## Figure data in JSON
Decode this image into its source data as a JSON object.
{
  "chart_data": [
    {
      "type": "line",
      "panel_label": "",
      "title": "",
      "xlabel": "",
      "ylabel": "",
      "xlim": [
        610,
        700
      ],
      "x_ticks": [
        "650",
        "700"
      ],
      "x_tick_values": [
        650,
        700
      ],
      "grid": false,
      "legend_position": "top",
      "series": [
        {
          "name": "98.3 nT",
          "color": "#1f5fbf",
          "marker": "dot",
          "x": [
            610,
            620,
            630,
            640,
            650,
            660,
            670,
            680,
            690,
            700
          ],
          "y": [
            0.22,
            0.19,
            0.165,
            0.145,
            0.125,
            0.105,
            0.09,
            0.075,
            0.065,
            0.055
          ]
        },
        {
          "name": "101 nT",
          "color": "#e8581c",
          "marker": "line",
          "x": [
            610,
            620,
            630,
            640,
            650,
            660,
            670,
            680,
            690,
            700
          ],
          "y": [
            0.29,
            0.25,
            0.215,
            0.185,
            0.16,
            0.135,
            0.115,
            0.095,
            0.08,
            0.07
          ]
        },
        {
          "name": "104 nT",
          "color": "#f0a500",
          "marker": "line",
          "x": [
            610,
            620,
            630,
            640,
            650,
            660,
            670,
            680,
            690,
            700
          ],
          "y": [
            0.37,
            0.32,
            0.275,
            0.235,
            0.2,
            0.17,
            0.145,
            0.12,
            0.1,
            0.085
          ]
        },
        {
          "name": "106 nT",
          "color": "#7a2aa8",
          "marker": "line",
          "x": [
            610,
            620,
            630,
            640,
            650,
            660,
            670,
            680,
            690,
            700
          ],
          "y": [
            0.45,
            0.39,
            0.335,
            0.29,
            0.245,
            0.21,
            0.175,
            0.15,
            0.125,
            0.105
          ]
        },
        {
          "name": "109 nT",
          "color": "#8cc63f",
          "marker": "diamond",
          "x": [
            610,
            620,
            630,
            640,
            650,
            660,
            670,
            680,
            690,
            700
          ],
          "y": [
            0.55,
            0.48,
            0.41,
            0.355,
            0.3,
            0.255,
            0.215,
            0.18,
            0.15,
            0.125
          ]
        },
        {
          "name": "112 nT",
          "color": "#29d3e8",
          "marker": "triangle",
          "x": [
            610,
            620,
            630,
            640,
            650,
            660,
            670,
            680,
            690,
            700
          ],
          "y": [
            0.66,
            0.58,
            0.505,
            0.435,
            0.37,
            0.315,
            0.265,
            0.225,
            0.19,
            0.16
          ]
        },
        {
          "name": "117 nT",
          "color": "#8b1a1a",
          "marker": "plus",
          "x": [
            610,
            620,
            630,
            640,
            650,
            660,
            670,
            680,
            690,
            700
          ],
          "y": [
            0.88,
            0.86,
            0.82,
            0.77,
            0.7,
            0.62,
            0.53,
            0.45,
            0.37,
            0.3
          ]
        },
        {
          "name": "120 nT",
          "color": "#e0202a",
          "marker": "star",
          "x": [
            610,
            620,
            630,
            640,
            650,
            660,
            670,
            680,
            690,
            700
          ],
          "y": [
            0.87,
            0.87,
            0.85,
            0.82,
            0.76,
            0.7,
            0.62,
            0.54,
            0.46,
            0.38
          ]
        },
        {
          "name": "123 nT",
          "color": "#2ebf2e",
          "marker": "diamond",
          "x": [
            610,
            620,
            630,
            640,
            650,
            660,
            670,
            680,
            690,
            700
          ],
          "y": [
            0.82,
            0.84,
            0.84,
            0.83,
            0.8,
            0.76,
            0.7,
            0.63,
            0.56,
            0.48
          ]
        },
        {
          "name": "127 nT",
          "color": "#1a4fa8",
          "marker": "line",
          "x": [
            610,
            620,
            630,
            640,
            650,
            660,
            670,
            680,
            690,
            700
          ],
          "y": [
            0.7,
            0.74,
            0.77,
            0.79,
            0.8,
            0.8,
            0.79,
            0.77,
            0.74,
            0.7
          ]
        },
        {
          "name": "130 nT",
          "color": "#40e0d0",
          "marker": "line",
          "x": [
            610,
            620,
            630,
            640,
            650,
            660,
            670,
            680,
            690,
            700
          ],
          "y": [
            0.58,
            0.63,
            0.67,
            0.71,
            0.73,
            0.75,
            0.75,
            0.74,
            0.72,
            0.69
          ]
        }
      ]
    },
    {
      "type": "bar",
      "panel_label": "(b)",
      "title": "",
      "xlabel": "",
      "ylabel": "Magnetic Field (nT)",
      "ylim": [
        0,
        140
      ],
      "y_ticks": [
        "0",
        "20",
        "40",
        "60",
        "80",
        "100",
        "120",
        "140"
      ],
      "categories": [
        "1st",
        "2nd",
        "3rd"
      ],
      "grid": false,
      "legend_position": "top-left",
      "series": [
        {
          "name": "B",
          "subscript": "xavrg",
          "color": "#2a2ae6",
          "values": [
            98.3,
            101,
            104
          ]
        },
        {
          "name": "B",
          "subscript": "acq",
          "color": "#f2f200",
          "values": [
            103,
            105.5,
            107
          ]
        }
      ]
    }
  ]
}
* * *
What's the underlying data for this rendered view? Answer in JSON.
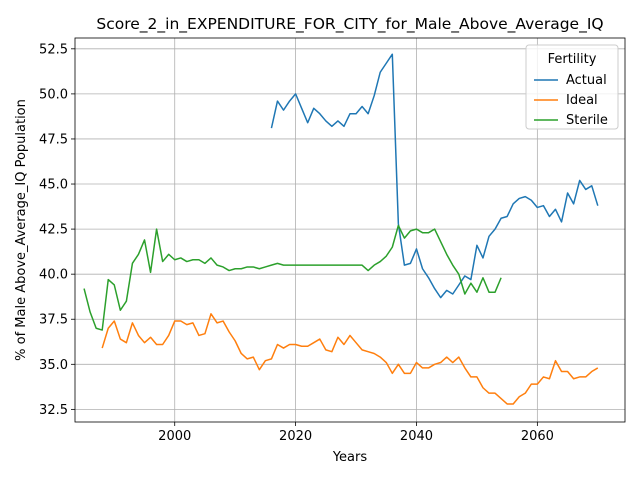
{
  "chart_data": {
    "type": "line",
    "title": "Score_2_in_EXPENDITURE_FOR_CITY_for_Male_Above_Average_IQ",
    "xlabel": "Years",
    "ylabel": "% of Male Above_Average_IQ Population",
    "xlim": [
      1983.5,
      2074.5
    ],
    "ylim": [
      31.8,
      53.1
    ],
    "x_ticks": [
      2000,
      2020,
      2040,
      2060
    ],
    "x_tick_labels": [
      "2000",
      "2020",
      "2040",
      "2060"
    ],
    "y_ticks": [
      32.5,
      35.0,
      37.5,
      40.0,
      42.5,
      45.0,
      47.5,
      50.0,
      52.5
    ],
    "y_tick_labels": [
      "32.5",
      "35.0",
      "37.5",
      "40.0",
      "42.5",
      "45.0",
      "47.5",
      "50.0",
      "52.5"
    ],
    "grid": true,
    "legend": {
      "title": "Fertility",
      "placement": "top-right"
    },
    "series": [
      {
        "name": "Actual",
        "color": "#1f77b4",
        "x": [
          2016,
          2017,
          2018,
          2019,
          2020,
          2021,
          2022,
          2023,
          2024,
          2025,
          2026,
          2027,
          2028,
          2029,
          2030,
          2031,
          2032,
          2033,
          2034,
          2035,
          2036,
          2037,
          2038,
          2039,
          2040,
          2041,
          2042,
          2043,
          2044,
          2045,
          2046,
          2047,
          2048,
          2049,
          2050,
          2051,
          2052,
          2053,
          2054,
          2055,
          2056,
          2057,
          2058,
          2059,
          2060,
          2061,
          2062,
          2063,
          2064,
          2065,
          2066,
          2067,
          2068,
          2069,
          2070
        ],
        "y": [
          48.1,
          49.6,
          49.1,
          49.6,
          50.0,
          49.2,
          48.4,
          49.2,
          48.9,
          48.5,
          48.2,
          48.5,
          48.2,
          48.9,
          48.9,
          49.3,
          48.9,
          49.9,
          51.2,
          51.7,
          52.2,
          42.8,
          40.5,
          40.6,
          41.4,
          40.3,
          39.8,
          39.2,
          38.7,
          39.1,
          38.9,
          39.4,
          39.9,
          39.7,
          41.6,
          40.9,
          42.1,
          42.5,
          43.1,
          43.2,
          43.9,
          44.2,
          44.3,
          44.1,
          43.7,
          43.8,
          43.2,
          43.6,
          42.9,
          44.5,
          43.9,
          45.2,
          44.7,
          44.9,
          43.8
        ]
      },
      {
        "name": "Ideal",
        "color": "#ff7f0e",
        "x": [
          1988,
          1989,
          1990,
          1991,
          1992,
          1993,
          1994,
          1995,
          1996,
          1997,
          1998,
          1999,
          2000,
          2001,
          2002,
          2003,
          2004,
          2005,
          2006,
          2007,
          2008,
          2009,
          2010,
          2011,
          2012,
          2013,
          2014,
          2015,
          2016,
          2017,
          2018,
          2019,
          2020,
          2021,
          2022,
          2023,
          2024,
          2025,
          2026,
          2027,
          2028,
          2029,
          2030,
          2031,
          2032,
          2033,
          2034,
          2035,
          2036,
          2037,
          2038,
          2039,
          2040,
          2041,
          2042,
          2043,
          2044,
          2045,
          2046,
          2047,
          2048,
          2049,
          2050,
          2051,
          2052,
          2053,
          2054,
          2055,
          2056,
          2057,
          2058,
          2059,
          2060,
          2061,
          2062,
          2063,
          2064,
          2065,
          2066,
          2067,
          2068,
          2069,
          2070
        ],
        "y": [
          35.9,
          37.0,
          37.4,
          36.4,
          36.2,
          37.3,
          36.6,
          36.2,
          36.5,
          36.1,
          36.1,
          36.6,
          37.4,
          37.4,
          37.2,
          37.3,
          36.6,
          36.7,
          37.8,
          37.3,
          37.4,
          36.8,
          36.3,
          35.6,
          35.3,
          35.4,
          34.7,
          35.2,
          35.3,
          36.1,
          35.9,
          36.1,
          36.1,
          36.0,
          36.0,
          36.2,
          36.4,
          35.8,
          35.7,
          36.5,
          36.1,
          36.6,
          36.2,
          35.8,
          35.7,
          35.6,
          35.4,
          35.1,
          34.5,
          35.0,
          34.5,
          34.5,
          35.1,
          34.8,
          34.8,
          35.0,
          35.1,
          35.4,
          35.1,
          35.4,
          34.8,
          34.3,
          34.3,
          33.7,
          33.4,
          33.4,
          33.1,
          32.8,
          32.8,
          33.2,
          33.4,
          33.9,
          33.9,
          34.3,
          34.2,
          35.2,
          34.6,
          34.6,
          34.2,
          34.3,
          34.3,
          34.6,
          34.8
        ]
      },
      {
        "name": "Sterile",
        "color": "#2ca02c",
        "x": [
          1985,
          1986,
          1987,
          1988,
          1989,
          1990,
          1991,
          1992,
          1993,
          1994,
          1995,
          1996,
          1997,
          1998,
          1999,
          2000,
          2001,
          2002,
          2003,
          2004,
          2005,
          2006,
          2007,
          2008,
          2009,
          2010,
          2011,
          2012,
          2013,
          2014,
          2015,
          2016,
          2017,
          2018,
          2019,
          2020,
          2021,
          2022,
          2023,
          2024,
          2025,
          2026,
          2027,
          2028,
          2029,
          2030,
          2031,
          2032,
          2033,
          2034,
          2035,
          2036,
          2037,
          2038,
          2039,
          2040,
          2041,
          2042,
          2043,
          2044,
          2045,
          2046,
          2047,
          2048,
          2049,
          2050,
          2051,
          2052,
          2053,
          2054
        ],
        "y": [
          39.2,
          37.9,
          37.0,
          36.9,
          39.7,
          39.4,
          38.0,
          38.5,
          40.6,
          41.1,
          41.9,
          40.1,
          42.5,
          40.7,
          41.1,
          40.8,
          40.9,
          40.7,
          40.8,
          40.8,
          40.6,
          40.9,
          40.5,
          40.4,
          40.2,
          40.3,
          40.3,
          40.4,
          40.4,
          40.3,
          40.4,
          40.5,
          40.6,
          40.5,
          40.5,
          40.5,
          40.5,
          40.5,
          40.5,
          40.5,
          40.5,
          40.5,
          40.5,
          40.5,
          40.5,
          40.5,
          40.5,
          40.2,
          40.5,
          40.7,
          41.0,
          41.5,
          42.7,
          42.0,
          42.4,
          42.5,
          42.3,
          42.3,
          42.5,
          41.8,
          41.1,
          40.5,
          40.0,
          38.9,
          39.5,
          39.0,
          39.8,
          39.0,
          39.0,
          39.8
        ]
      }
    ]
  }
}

## WHAT YOU SHOULD DO
The answer is the number of lines in the preceding material that hold "this"; write that number and nothing else.

## SOLUTION
2